> **PROVIDED DATA**:
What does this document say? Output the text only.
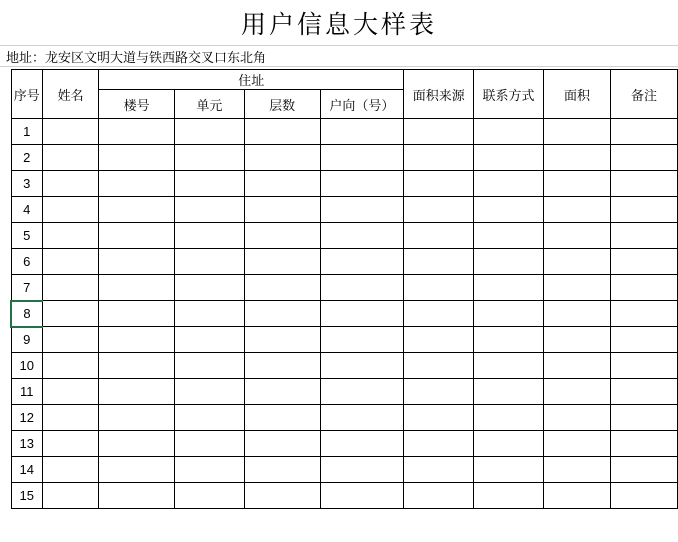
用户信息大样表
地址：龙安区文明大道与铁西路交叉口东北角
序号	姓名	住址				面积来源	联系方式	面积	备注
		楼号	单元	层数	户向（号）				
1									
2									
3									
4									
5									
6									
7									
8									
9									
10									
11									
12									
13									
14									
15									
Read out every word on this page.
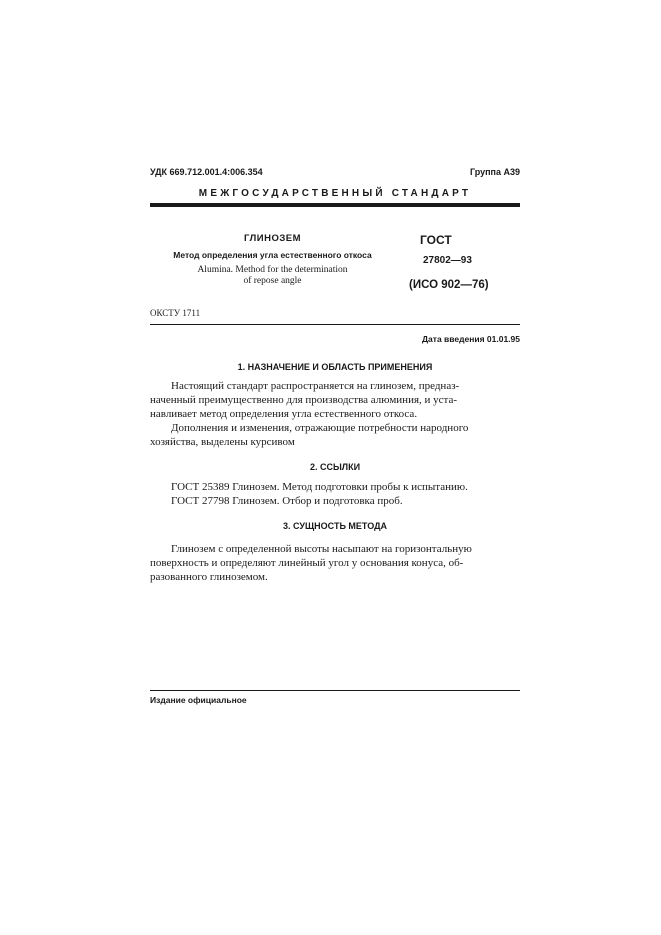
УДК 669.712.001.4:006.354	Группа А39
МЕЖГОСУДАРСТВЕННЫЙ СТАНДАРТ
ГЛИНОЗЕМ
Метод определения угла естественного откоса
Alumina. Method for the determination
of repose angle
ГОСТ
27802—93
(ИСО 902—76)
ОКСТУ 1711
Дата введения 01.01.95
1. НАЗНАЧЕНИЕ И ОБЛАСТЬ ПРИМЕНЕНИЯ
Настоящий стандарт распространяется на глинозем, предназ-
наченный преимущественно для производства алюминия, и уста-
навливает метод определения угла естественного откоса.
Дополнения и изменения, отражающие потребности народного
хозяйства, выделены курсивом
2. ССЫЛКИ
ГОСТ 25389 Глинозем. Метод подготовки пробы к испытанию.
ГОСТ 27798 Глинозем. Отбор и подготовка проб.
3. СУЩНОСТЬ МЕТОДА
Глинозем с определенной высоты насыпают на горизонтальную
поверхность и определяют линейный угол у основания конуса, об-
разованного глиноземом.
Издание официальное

> **WRITTEN INSTRUCTION**:
Take the line that contains "Read out every word on this page." and every line after it up to the end of the records above, and restate them exactly, without the pictures.

> **EXERCISE OUTPUT**:
Read out every word on this page.
УДК 669.712.001.4:006.354	Группа А39
МЕЖГОСУДАРСТВЕННЫЙ СТАНДАРТ
ГЛИНОЗЕМ
Метод определения угла естественного откоса
Alumina. Method for the determination
of repose angle
ГОСТ
27802—93
(ИСО 902—76)
ОКСТУ 1711
Дата введения 01.01.95
1. НАЗНАЧЕНИЕ И ОБЛАСТЬ ПРИМЕНЕНИЯ
Настоящий стандарт распространяется на глинозем, предназ-
наченный преимущественно для производства алюминия, и уста-
навливает метод определения угла естественного откоса.
Дополнения и изменения, отражающие потребности народного
хозяйства, выделены курсивом
2. ССЫЛКИ
ГОСТ 25389 Глинозем. Метод подготовки пробы к испытанию.
ГОСТ 27798 Глинозем. Отбор и подготовка проб.
3. СУЩНОСТЬ МЕТОДА
Глинозем с определенной высоты насыпают на горизонтальную
поверхность и определяют линейный угол у основания конуса, об-
разованного глиноземом.
Издание официальное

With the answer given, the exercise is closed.